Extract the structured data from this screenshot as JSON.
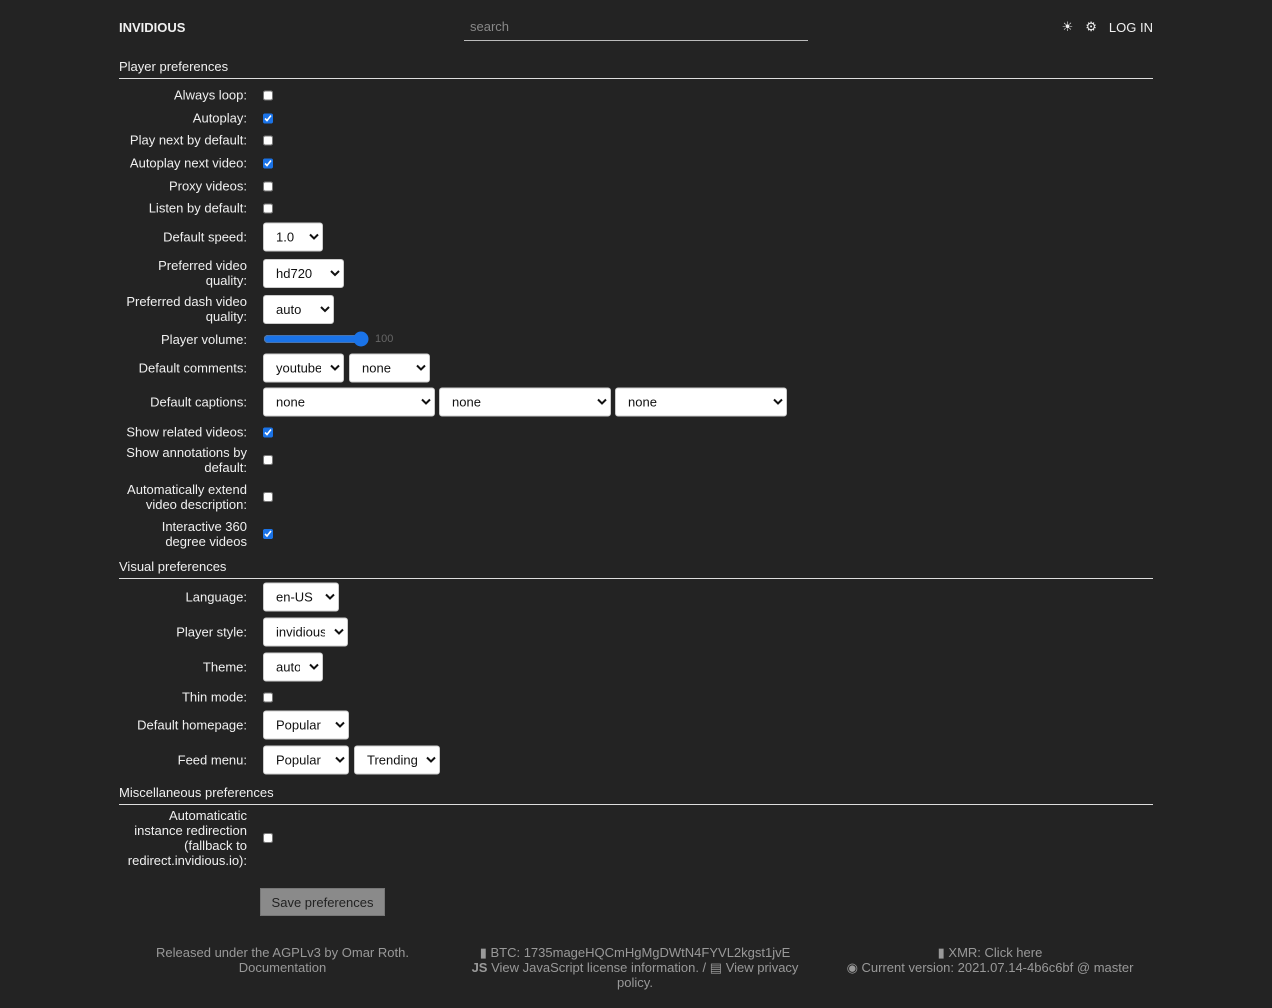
{
  "header": {
    "brand": "INVIDIOUS",
    "search_placeholder": "search",
    "theme_icon": "sun-icon",
    "settings_icon": "gear-icon",
    "login": "LOG IN"
  },
  "player": {
    "title": "Player preferences",
    "always_loop": {
      "label": "Always loop:",
      "checked": false
    },
    "autoplay": {
      "label": "Autoplay:",
      "checked": true
    },
    "play_next": {
      "label": "Play next by default:",
      "checked": false
    },
    "autoplay_next": {
      "label": "Autoplay next video:",
      "checked": true
    },
    "proxy": {
      "label": "Proxy videos:",
      "checked": false
    },
    "listen": {
      "label": "Listen by default:",
      "checked": false
    },
    "speed": {
      "label": "Default speed:",
      "value": "1.0"
    },
    "quality": {
      "label": "Preferred video quality:",
      "value": "hd720"
    },
    "dash_quality": {
      "label": "Preferred dash video quality:",
      "value": "auto"
    },
    "volume": {
      "label": "Player volume:",
      "value": "100"
    },
    "comments": {
      "label": "Default comments:",
      "values": [
        "youtube",
        "none"
      ]
    },
    "captions": {
      "label": "Default captions:",
      "values": [
        "none",
        "none",
        "none"
      ]
    },
    "related": {
      "label": "Show related videos:",
      "checked": true
    },
    "annotations": {
      "label": "Show annotations by default:",
      "checked": false
    },
    "extend_desc": {
      "label": "Automatically extend video description:",
      "checked": false
    },
    "vr360": {
      "label": "Interactive 360 degree videos",
      "checked": true
    }
  },
  "visual": {
    "title": "Visual preferences",
    "language": {
      "label": "Language:",
      "value": "en-US"
    },
    "player_style": {
      "label": "Player style:",
      "value": "invidious"
    },
    "theme": {
      "label": "Theme:",
      "value": "auto"
    },
    "thin": {
      "label": "Thin mode:",
      "checked": false
    },
    "homepage": {
      "label": "Default homepage:",
      "value": "Popular"
    },
    "feed_menu": {
      "label": "Feed menu:",
      "values": [
        "Popular",
        "Trending"
      ]
    }
  },
  "misc": {
    "title": "Miscellaneous preferences",
    "redirect": {
      "label": "Automaticatic instance redirection (fallback to redirect.invidious.io):",
      "checked": false
    }
  },
  "save_label": "Save preferences",
  "footer": {
    "license": "Released under the AGPLv3 by Omar Roth.",
    "docs": "Documentation",
    "btc": "BTC: 1735mageHQCmHgMgDWtN4FYVL2kgst1jvE",
    "js_license": "View JavaScript license information.",
    "sep": " / ",
    "privacy": "View privacy policy.",
    "xmr": "XMR: Click here",
    "version": "Current version: 2021.07.14-4b6c6bf @ master"
  }
}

◆ Goal of the exercise
Using the listing above, pull out all lines that hold the word "preferences".

◆ Response to this task
    "title": "Player preferences",
    "title": "Visual preferences",
    "title": "Miscellaneous preferences",
  "save_label": "Save preferences",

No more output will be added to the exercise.